REQUEST: Each line that includes the word "name" counts once; give the total and nothing more.

INFORMATION SUPPLIED:
>> START

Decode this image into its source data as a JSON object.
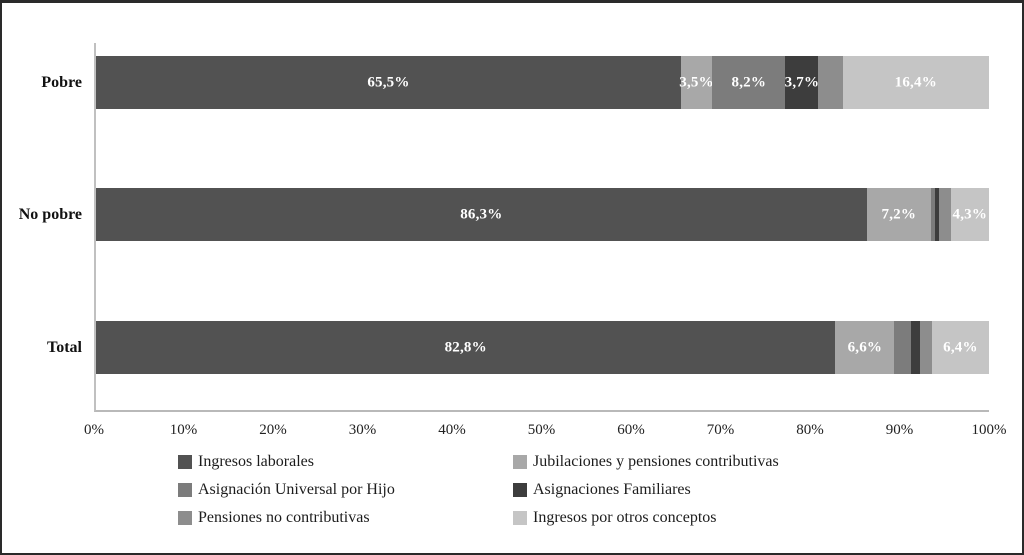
{
  "chart_data": {
    "type": "bar",
    "variant": "horizontal-stacked-100",
    "title": "",
    "xlabel": "",
    "ylabel": "",
    "axis": {
      "min": 0,
      "max": 100,
      "tick_labels": [
        "0%",
        "10%",
        "20%",
        "30%",
        "40%",
        "50%",
        "60%",
        "70%",
        "80%",
        "90%",
        "100%"
      ]
    },
    "categories": [
      "Pobre",
      "No pobre",
      "Total"
    ],
    "series": [
      {
        "name": "Ingresos laborales",
        "color": "#525252",
        "values": [
          65.5,
          86.3,
          82.8
        ],
        "labels": [
          "65,5%",
          "86,3%",
          "82,8%"
        ]
      },
      {
        "name": "Jubilaciones y pensiones contributivas",
        "color": "#a8a8a8",
        "values": [
          3.5,
          7.2,
          6.6
        ],
        "labels": [
          "3,5%",
          "7,2%",
          "6,6%"
        ]
      },
      {
        "name": "Asignación Universal por Hijo",
        "color": "#7c7c7c",
        "values": [
          8.2,
          0.4,
          1.9
        ],
        "labels": [
          "8,2%",
          "",
          ""
        ]
      },
      {
        "name": "Asignaciones Familiares",
        "color": "#3d3d3d",
        "values": [
          3.7,
          0.5,
          1.0
        ],
        "labels": [
          "3,7%",
          "",
          ""
        ]
      },
      {
        "name": "Pensiones no contributivas",
        "color": "#8d8d8d",
        "values": [
          2.7,
          1.3,
          1.3
        ],
        "labels": [
          "",
          "",
          ""
        ]
      },
      {
        "name": "Ingresos por otros conceptos",
        "color": "#c5c5c5",
        "values": [
          16.4,
          4.3,
          6.4
        ],
        "labels": [
          "16,4%",
          "4,3%",
          "6,4%"
        ]
      }
    ],
    "legend": {
      "position": "bottom",
      "columns": 2,
      "entries": [
        "Ingresos laborales",
        "Jubilaciones y pensiones contributivas",
        "Asignación Universal por Hijo",
        "Asignaciones Familiares",
        "Pensiones no contributivas",
        "Ingresos por otros conceptos"
      ]
    },
    "grid": false
  }
}
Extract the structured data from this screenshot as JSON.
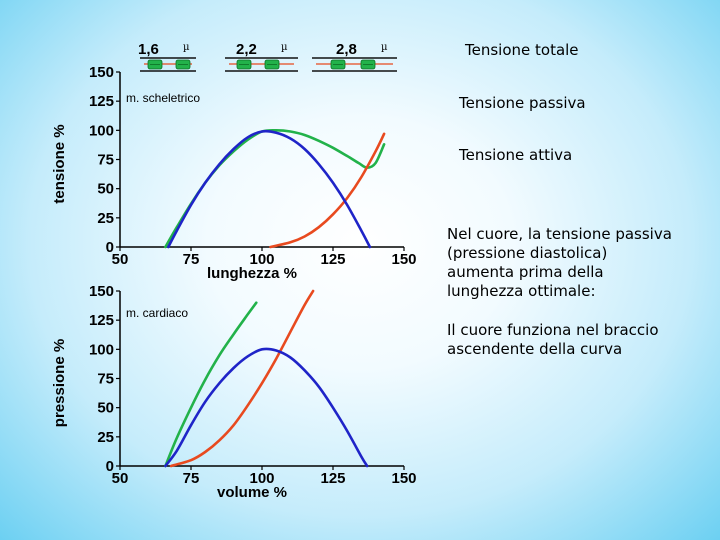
{
  "legend": {
    "total": "Tensione totale",
    "passive": "Tensione passiva",
    "active": "Tensione attiva"
  },
  "notes": [
    "Nel cuore, la tensione passiva (pressione diastolica) aumenta prima della lunghezza ottimale:",
    "Il cuore funziona nel braccio ascendente della curva"
  ],
  "sarcomeres": [
    {
      "length": "1,6",
      "unit": "µ"
    },
    {
      "length": "2,2",
      "unit": "µ"
    },
    {
      "length": "2,8",
      "unit": "µ"
    }
  ],
  "colors": {
    "total": "#22b24a",
    "passive": "#e84a1f",
    "active": "#1f24c8"
  },
  "chart_data": [
    {
      "type": "line",
      "title": "m. scheletrico",
      "xlabel": "lunghezza %",
      "ylabel": "tensione %",
      "xlim": [
        50,
        150
      ],
      "ylim": [
        0,
        150
      ],
      "xticks": [
        "50",
        "75",
        "100",
        "125",
        "150"
      ],
      "yticks": [
        "0",
        "25",
        "50",
        "75",
        "100",
        "125",
        "150"
      ],
      "series": [
        {
          "key": "total",
          "x": [
            66,
            70,
            75,
            80,
            85,
            90,
            95,
            100,
            105,
            110,
            115,
            120,
            125,
            130,
            134,
            137,
            140,
            143
          ],
          "y": [
            0,
            17,
            37,
            55,
            70,
            82,
            92,
            99,
            100,
            99,
            96,
            91,
            85,
            78,
            72,
            68,
            72,
            88
          ]
        },
        {
          "key": "passive",
          "x": [
            103,
            110,
            115,
            120,
            125,
            130,
            135,
            140,
            143
          ],
          "y": [
            0,
            4,
            9,
            17,
            28,
            42,
            60,
            82,
            97
          ]
        },
        {
          "key": "active",
          "x": [
            67,
            70,
            75,
            80,
            85,
            90,
            95,
            100,
            105,
            110,
            115,
            120,
            125,
            130,
            135,
            138
          ],
          "y": [
            0,
            14,
            36,
            55,
            71,
            84,
            94,
            99,
            98,
            93,
            84,
            71,
            55,
            36,
            14,
            0
          ]
        }
      ]
    },
    {
      "type": "line",
      "title": "m. cardiaco",
      "xlabel": "volume %",
      "ylabel": "pressione %",
      "xlim": [
        50,
        150
      ],
      "ylim": [
        0,
        150
      ],
      "xticks": [
        "50",
        "75",
        "100",
        "125",
        "150"
      ],
      "yticks": [
        "0",
        "25",
        "50",
        "75",
        "100",
        "125",
        "150"
      ],
      "series": [
        {
          "key": "total",
          "x": [
            66,
            70,
            75,
            80,
            85,
            90,
            95,
            98
          ],
          "y": [
            0,
            24,
            50,
            74,
            95,
            113,
            130,
            140
          ]
        },
        {
          "key": "passive",
          "x": [
            68,
            75,
            80,
            85,
            90,
            95,
            100,
            105,
            110,
            115,
            118
          ],
          "y": [
            0,
            5,
            12,
            22,
            35,
            52,
            71,
            92,
            115,
            138,
            150
          ]
        },
        {
          "key": "active",
          "x": [
            66,
            70,
            75,
            80,
            85,
            90,
            95,
            100,
            105,
            110,
            115,
            120,
            125,
            130,
            135,
            137
          ],
          "y": [
            0,
            13,
            35,
            55,
            71,
            84,
            94,
            100,
            99,
            93,
            82,
            68,
            50,
            30,
            8,
            0
          ]
        }
      ]
    }
  ]
}
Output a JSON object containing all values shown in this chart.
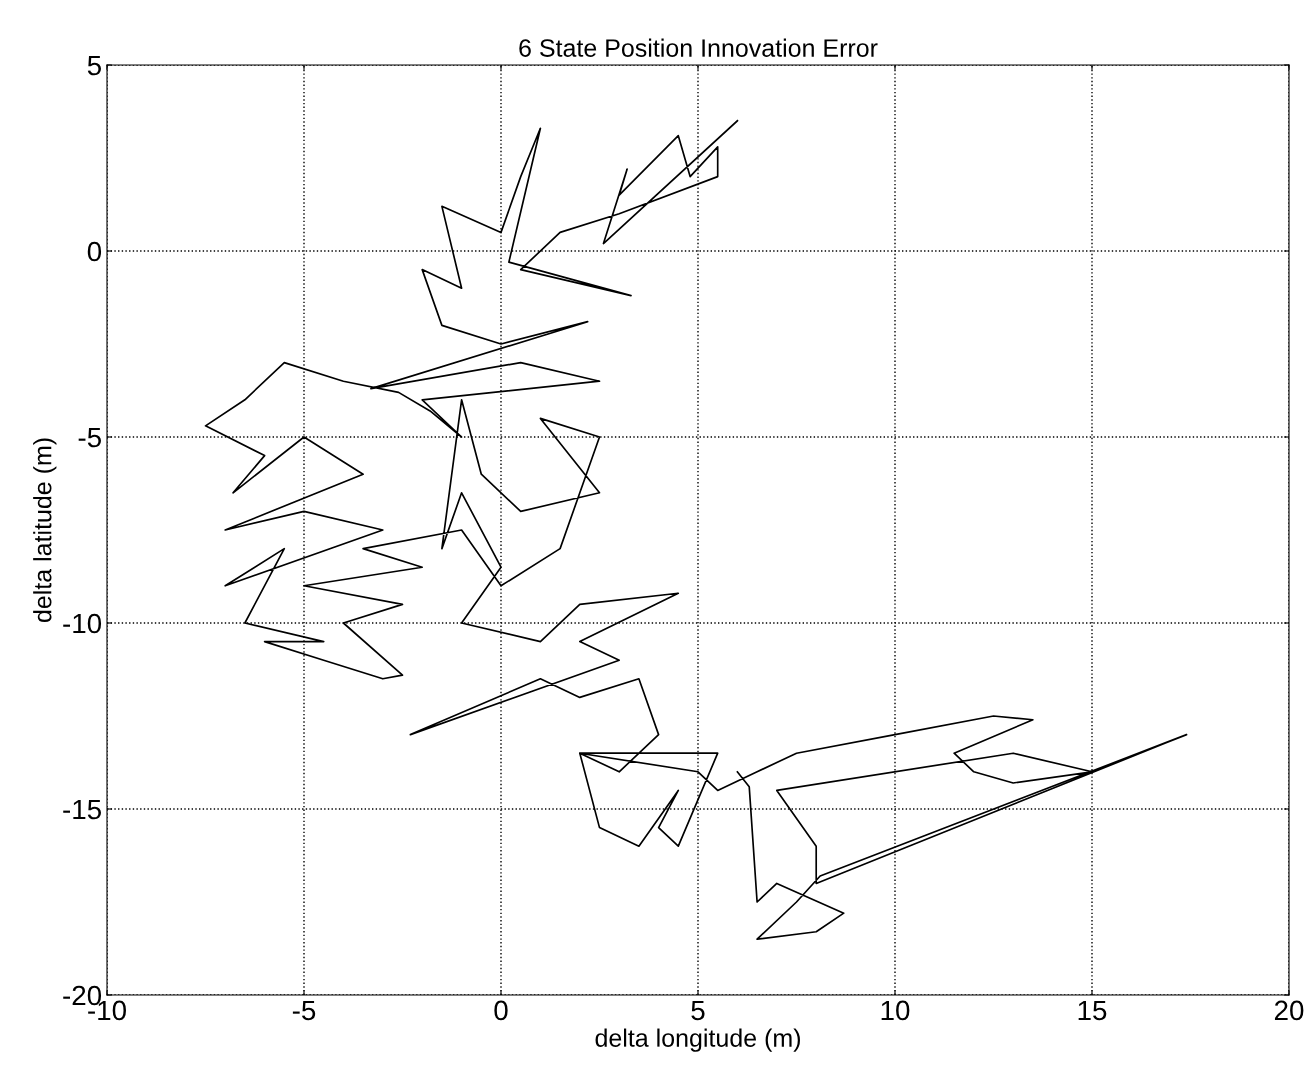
{
  "chart_data": {
    "type": "line",
    "title": "6 State Position Innovation Error",
    "xlabel": "delta longitude (m)",
    "ylabel": "delta latitude (m)",
    "xlim": [
      -10,
      20
    ],
    "xticks": [
      -10,
      -5,
      0,
      5,
      10,
      15,
      20
    ],
    "ylim": [
      -20,
      5
    ],
    "yticks": [
      -20,
      -15,
      -10,
      -5,
      0,
      5
    ],
    "grid": true,
    "legend": false,
    "marker": "none",
    "line_style": "solid",
    "series": [
      {
        "color": "#000000",
        "x": [
          6.0,
          2.6,
          3.2,
          3.0,
          4.5,
          4.8,
          5.5,
          5.5,
          3.0,
          1.5,
          0.5,
          3.3,
          0.2,
          1.0,
          0.5,
          0.0,
          -1.5,
          -1.0,
          -2.0,
          -1.5,
          0.0,
          2.2,
          -3.3,
          0.5,
          2.5,
          -2.0,
          -1.0,
          -1.8,
          -2.6,
          -4.0,
          -5.5,
          -6.5,
          -7.5,
          -6.0,
          -6.8,
          -5.0,
          -3.5,
          -7.0,
          -5.0,
          -3.0,
          -7.0,
          -5.5,
          -6.5,
          -4.5,
          -6.0,
          -4.5,
          -3.0,
          -2.5,
          -4.0,
          -2.5,
          -5.0,
          -2.0,
          -3.5,
          -1.0,
          0.0,
          1.5,
          2.5,
          1.0,
          2.5,
          0.5,
          -0.5,
          -1.0,
          -1.5,
          -1.0,
          0.0,
          -1.0,
          1.0,
          2.0,
          4.5,
          2.0,
          3.0,
          -2.3,
          1.0,
          2.0,
          3.5,
          4.0,
          3.0,
          2.0,
          2.5,
          3.5,
          4.5,
          4.0,
          4.5,
          5.5,
          2.0,
          5.0,
          5.5,
          6.5,
          7.5,
          10.0,
          12.5,
          13.5,
          11.5,
          12.0,
          13.0,
          15.0,
          17.4,
          15.0,
          13.0,
          7.0,
          8.0,
          8.0,
          17.4,
          8.1,
          7.5,
          6.5,
          8.0,
          8.7,
          7.0,
          6.5,
          6.3,
          6.0
        ],
        "values": [
          3.5,
          0.2,
          2.2,
          1.5,
          3.1,
          2.0,
          2.8,
          2.0,
          1.0,
          0.5,
          -0.5,
          -1.2,
          -0.3,
          3.3,
          2.0,
          0.5,
          1.2,
          -1.0,
          -0.5,
          -2.0,
          -2.5,
          -1.9,
          -3.7,
          -3.0,
          -3.5,
          -4.0,
          -5.0,
          -4.3,
          -3.8,
          -3.5,
          -3.0,
          -4.0,
          -4.7,
          -5.5,
          -6.5,
          -5.0,
          -6.0,
          -7.5,
          -7.0,
          -7.5,
          -9.0,
          -8.0,
          -10.0,
          -10.5,
          -10.5,
          -11.0,
          -11.5,
          -11.4,
          -10.0,
          -9.5,
          -9.0,
          -8.5,
          -8.0,
          -7.5,
          -9.0,
          -8.0,
          -5.0,
          -4.5,
          -6.5,
          -7.0,
          -6.0,
          -4.0,
          -8.0,
          -6.5,
          -8.5,
          -10.0,
          -10.5,
          -9.5,
          -9.2,
          -10.5,
          -11.0,
          -13.0,
          -11.5,
          -12.0,
          -11.5,
          -13.0,
          -14.0,
          -13.5,
          -15.5,
          -16.0,
          -14.5,
          -15.5,
          -16.0,
          -13.5,
          -13.5,
          -14.0,
          -14.5,
          -14.0,
          -13.5,
          -13.0,
          -12.5,
          -12.6,
          -13.5,
          -14.0,
          -14.3,
          -14.0,
          -13.0,
          -14.0,
          -13.5,
          -14.5,
          -16.0,
          -17.0,
          -13.0,
          -16.8,
          -17.5,
          -18.5,
          -18.3,
          -17.8,
          -17.0,
          -17.5,
          -14.4,
          -14.0
        ]
      }
    ]
  }
}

>> END

EXPECTED OUTPUT: 6